[Task prompt]:
Would you pull out every line of the material that contains the string "Стрічка"?
------------------------------------
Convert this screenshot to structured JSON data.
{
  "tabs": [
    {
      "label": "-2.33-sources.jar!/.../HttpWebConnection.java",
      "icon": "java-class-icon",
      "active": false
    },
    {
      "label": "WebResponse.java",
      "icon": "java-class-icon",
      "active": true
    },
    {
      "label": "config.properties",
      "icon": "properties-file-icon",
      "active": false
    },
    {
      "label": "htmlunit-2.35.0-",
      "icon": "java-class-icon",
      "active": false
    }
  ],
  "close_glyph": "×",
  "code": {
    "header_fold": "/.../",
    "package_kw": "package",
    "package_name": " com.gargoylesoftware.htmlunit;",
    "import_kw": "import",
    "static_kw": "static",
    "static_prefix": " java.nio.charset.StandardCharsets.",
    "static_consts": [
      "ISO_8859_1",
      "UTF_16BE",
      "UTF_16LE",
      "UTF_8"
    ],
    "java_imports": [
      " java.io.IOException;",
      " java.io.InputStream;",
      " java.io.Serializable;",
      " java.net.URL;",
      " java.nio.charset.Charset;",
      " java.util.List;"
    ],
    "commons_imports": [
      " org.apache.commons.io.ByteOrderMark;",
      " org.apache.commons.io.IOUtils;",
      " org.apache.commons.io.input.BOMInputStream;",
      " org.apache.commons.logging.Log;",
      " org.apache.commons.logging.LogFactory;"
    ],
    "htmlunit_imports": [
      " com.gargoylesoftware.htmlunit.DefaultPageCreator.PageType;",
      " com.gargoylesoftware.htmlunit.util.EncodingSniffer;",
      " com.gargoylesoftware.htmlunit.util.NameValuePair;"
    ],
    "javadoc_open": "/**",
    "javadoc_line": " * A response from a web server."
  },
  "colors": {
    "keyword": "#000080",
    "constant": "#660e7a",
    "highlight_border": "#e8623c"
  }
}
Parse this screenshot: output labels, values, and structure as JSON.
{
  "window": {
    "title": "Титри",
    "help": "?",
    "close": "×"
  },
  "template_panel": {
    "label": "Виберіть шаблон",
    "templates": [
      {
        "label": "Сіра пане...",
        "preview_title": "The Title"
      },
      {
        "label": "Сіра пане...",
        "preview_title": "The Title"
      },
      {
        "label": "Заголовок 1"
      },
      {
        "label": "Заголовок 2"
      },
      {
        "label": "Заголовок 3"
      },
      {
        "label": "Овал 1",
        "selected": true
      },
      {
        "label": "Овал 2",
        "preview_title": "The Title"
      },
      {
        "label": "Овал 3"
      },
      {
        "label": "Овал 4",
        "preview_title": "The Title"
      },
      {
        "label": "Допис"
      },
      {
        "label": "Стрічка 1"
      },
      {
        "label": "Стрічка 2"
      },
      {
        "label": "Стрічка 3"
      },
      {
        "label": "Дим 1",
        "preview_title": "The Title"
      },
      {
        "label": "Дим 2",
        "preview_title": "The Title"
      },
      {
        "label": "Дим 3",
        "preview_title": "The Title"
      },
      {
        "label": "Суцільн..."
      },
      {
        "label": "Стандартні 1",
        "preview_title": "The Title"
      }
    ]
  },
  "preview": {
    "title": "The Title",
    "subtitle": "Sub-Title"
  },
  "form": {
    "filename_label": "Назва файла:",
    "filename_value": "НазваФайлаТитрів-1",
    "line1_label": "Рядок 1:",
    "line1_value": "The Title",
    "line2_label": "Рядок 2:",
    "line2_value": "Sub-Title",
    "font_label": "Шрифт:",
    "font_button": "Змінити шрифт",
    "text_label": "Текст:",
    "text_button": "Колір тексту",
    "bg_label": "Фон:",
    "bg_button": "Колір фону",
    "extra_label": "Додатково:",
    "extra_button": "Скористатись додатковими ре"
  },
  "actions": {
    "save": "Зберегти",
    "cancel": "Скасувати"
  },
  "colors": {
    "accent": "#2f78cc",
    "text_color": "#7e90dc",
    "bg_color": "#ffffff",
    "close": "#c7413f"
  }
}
------------------------------------
[Solution for this exercise]:
        "label": "Стрічка 1"
        "label": "Стрічка 2"
        "label": "Стрічка 3"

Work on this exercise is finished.